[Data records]
------------------------------

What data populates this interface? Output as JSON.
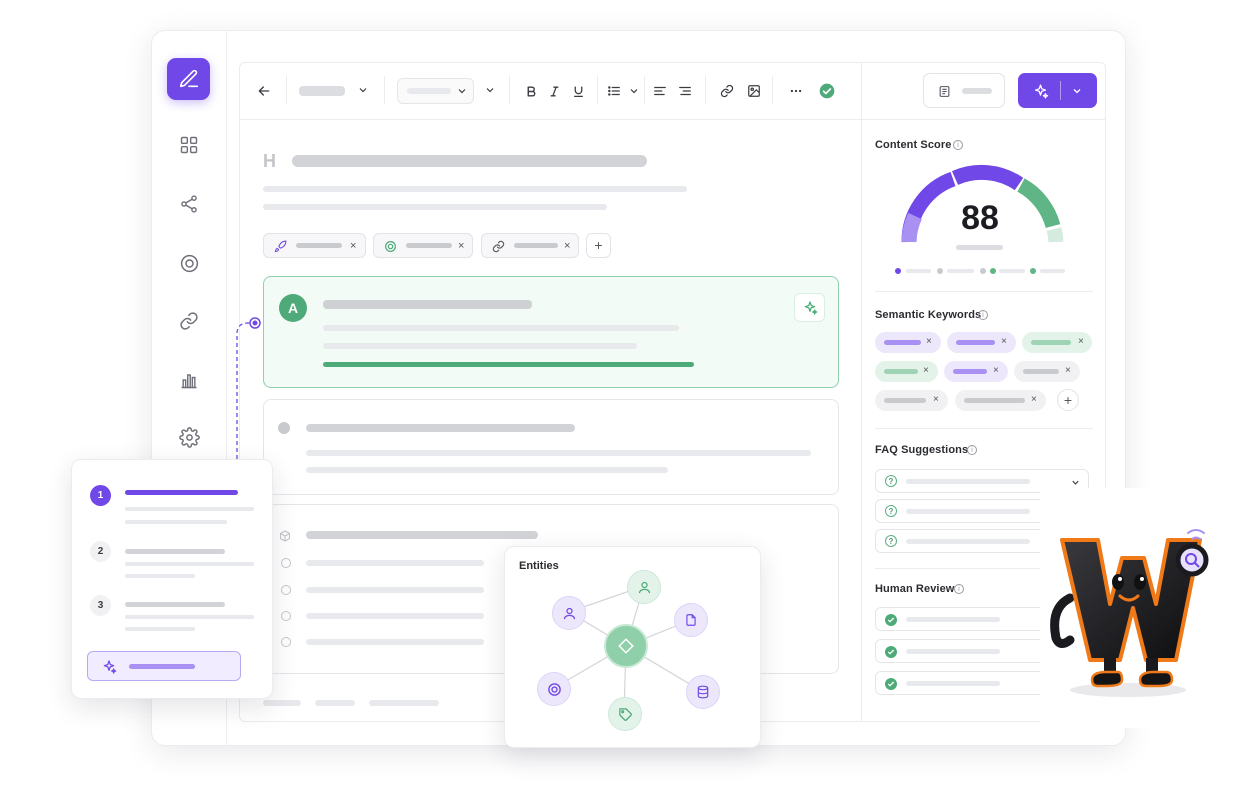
{
  "right_panel": {
    "content_score": {
      "title": "Content Score",
      "score": "88",
      "gauge_fraction": 0.88
    },
    "semantic_keywords": {
      "title": "Semantic Keywords"
    },
    "faq_suggestions": {
      "title": "FAQ Suggestions"
    },
    "human_review": {
      "title": "Human Review"
    }
  },
  "editor": {
    "heading_marker": "H",
    "active_card_avatar": "A",
    "close_glyph": "×",
    "add_glyph": "+"
  },
  "steps_panel": {
    "steps": [
      {
        "number": "1",
        "state": "active"
      },
      {
        "number": "2",
        "state": "pending"
      },
      {
        "number": "3",
        "state": "pending"
      }
    ]
  },
  "entities_panel": {
    "title": "Entities"
  },
  "colors": {
    "accent_purple": "#7048e8",
    "accent_green": "#4eaa78",
    "light_purple": "#ece7fb",
    "light_green": "#e3f3ea"
  },
  "icons": {
    "sidebar": [
      "edit-icon",
      "grid-icon",
      "share-icon",
      "target-icon",
      "link-icon",
      "bar-chart-icon",
      "settings-icon"
    ],
    "toolbar": [
      "back-arrow-icon",
      "bold-icon",
      "italic-icon",
      "underline-icon",
      "list-icon",
      "align-left-icon",
      "align-right-icon",
      "link-icon",
      "image-icon",
      "more-icon",
      "check-circle-icon"
    ]
  }
}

------------------------------

* Instructions to follow *
Go through the listing above and write it out again exactly, dropping the pictures.

* Written answer *
What data populates this interface? Output as JSON.
{
  "right_panel": {
    "content_score": {
      "title": "Content Score",
      "score": "88",
      "gauge_fraction": 0.88
    },
    "semantic_keywords": {
      "title": "Semantic Keywords"
    },
    "faq_suggestions": {
      "title": "FAQ Suggestions"
    },
    "human_review": {
      "title": "Human Review"
    }
  },
  "editor": {
    "heading_marker": "H",
    "active_card_avatar": "A",
    "close_glyph": "×",
    "add_glyph": "+"
  },
  "steps_panel": {
    "steps": [
      {
        "number": "1",
        "state": "active"
      },
      {
        "number": "2",
        "state": "pending"
      },
      {
        "number": "3",
        "state": "pending"
      }
    ]
  },
  "entities_panel": {
    "title": "Entities"
  },
  "colors": {
    "accent_purple": "#7048e8",
    "accent_green": "#4eaa78",
    "light_purple": "#ece7fb",
    "light_green": "#e3f3ea"
  },
  "icons": {
    "sidebar": [
      "edit-icon",
      "grid-icon",
      "share-icon",
      "target-icon",
      "link-icon",
      "bar-chart-icon",
      "settings-icon"
    ],
    "toolbar": [
      "back-arrow-icon",
      "bold-icon",
      "italic-icon",
      "underline-icon",
      "list-icon",
      "align-left-icon",
      "align-right-icon",
      "link-icon",
      "image-icon",
      "more-icon",
      "check-circle-icon"
    ]
  }
}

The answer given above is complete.